All lines holding the string "center" are to be shown.

--- start PROVIDED MATERIAL ---

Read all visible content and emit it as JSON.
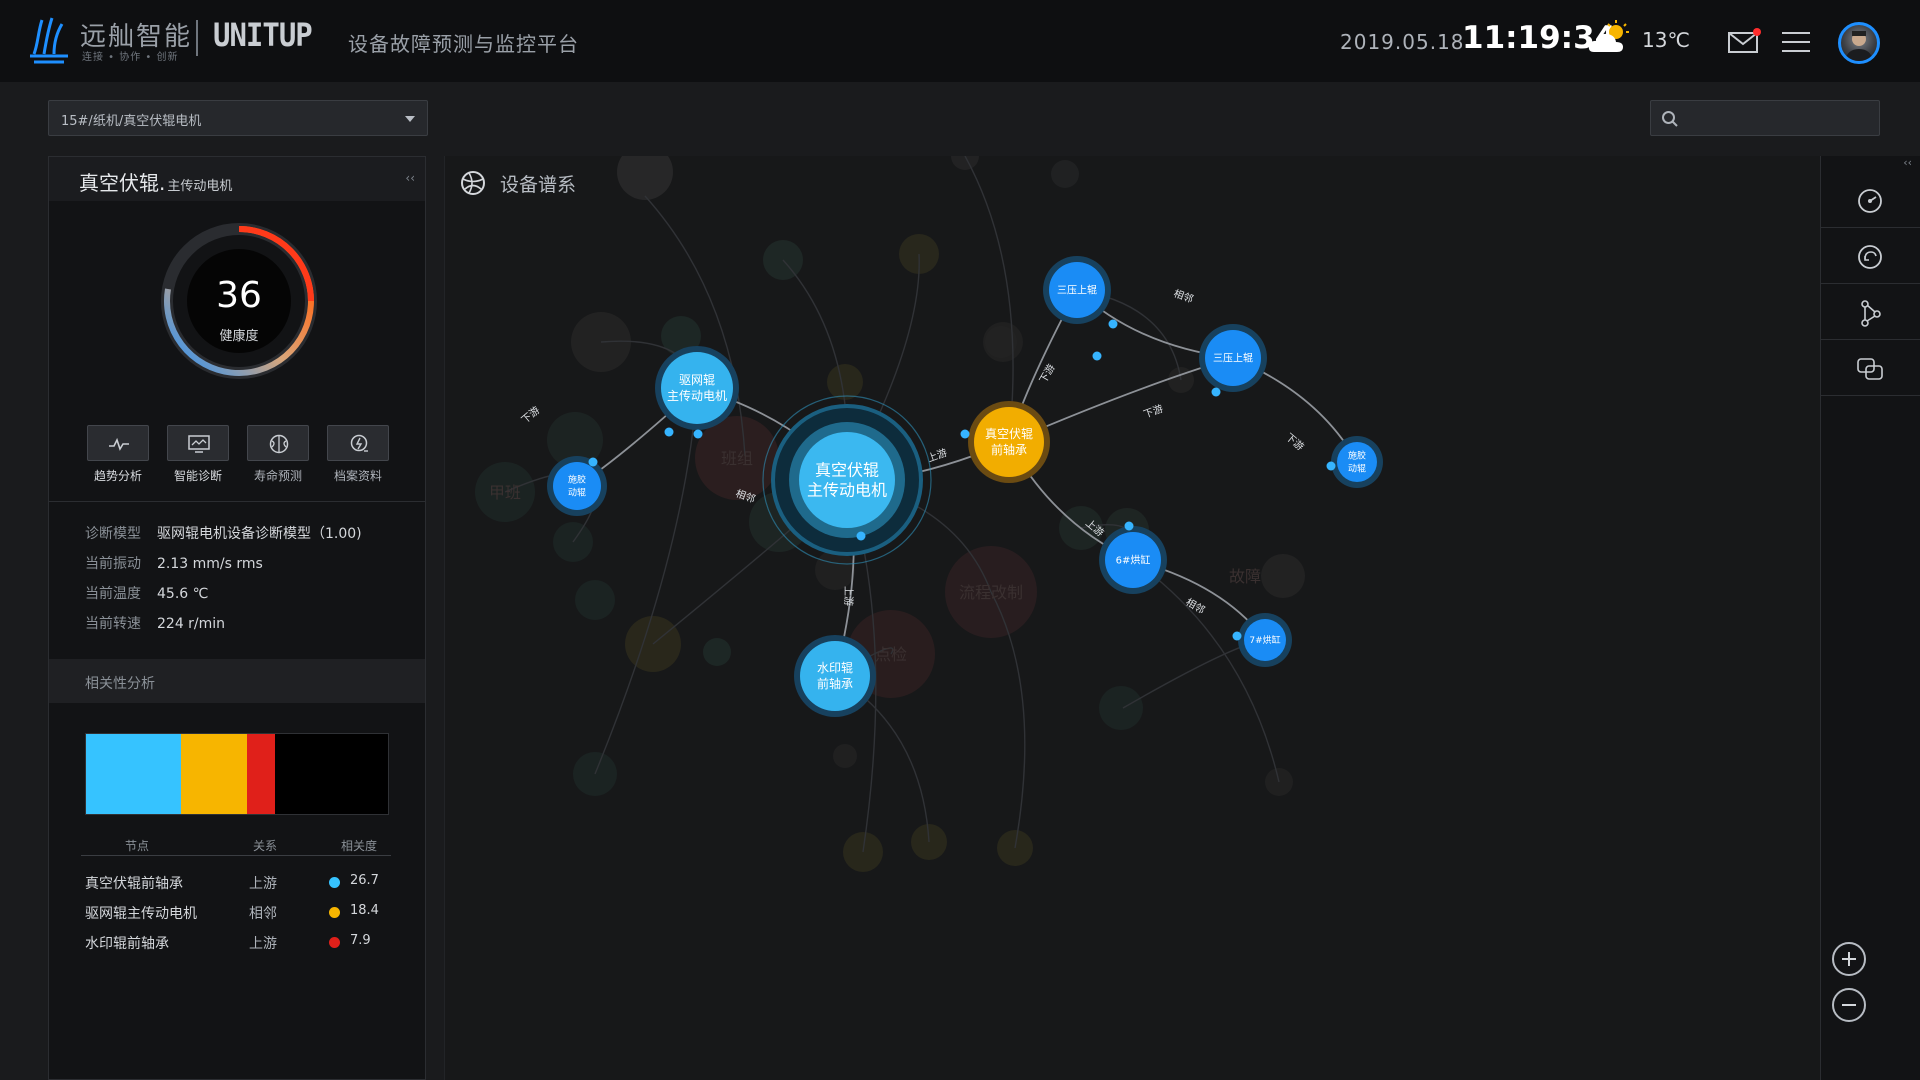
{
  "header": {
    "brand_cn": "远舢智能",
    "brand_sub": "连接 • 协作 • 创新",
    "brand_en": "UNITUP",
    "platform": "设备故障预测与监控平台",
    "date": "2019.05.18",
    "time": "11:19:34",
    "temperature": "13℃",
    "notification_color": "#ff2d2d"
  },
  "toolbar": {
    "device_path": "15#/纸机/真空伏辊电机",
    "search_placeholder": ""
  },
  "device_panel": {
    "title": "真空伏辊.",
    "subtitle": "主传动电机",
    "collapse": "‹‹",
    "health_score": "36",
    "health_label": "健康度",
    "tools": [
      {
        "label": "趋势分析",
        "icon": "trend-icon"
      },
      {
        "label": "智能诊断",
        "icon": "monitor-icon"
      },
      {
        "label": "寿命预测",
        "icon": "brain-icon"
      },
      {
        "label": "档案资料",
        "icon": "archive-icon"
      }
    ],
    "metrics": [
      {
        "key": "诊断模型",
        "value": "驱网辊电机设备诊断模型（1.00)"
      },
      {
        "key": "当前振动",
        "value": "2.13 mm/s rms"
      },
      {
        "key": "当前温度",
        "value": "45.6 ℃"
      },
      {
        "key": "当前转速",
        "value": "224 r/min"
      }
    ],
    "correlation": {
      "title": "相关性分析",
      "headers": [
        "节点",
        "关系",
        "相关度"
      ],
      "rows": [
        {
          "node": "真空伏辊前轴承",
          "relation": "上游",
          "value": "26.7",
          "color": "#36c3ff"
        },
        {
          "node": "驱网辊主传动电机",
          "relation": "相邻",
          "value": "18.4",
          "color": "#f7b500"
        },
        {
          "node": "水印辊前轴承",
          "relation": "上游",
          "value": "7.9",
          "color": "#e0201a"
        }
      ]
    }
  },
  "graph": {
    "title": "设备谱系",
    "nodes": [
      {
        "id": "center",
        "lines": [
          "真空伏辊",
          "主传动电机"
        ],
        "type": "center"
      },
      {
        "id": "qwg",
        "lines": [
          "驱网辊",
          "主传动电机"
        ],
        "type": "light"
      },
      {
        "id": "sj",
        "lines": [
          "施胶",
          "动辊"
        ],
        "type": "blue"
      },
      {
        "id": "syg",
        "lines": [
          "水印辊",
          "前轴承"
        ],
        "type": "light"
      },
      {
        "id": "zkq",
        "lines": [
          "真空伏辊",
          "前轴承"
        ],
        "type": "orange"
      },
      {
        "id": "syshang1",
        "lines": [
          "三压上辊"
        ],
        "type": "blue"
      },
      {
        "id": "syshang2",
        "lines": [
          "三压上辊"
        ],
        "type": "blue"
      },
      {
        "id": "sj2",
        "lines": [
          "施胶",
          "动辊"
        ],
        "type": "blue"
      },
      {
        "id": "hg6",
        "lines": [
          "6#烘缸"
        ],
        "type": "blue"
      },
      {
        "id": "hg7",
        "lines": [
          "7#烘缸"
        ],
        "type": "blue"
      }
    ],
    "edges": [
      {
        "from": "sj",
        "to": "qwg",
        "label": "下游"
      },
      {
        "from": "qwg",
        "to": "center",
        "label": "相邻"
      },
      {
        "from": "center",
        "to": "zkq",
        "label": "上游"
      },
      {
        "from": "center",
        "to": "syg",
        "label": "上游"
      },
      {
        "from": "zkq",
        "to": "syshang1",
        "label": "下游"
      },
      {
        "from": "zkq",
        "to": "syshang2",
        "label": "下游"
      },
      {
        "from": "syshang1",
        "to": "syshang2",
        "label": "相邻"
      },
      {
        "from": "syshang2",
        "to": "sj2",
        "label": "下游"
      },
      {
        "from": "zkq",
        "to": "hg6",
        "label": "上游"
      },
      {
        "from": "hg6",
        "to": "hg7",
        "label": "相邻"
      }
    ],
    "ghost_labels": [
      "甲班",
      "班组",
      "流程改制",
      "故障",
      "点检"
    ]
  },
  "rail": {
    "collapse": "‹‹",
    "buttons": [
      "dashboard-icon",
      "refresh-icon",
      "graph-icon",
      "compare-icon"
    ]
  },
  "colors": {
    "center": "#3bb8f0",
    "light": "#35b3ee",
    "blue": "#1a8cf5",
    "orange": "#f2ad00"
  }
}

--- end PROVIDED MATERIAL ---

__FULL SOLUTION__:
        "id": "center",
        "type": "center"
        "to": "center",
        "from": "center",
        "from": "center",
    "center": "#3bb8f0",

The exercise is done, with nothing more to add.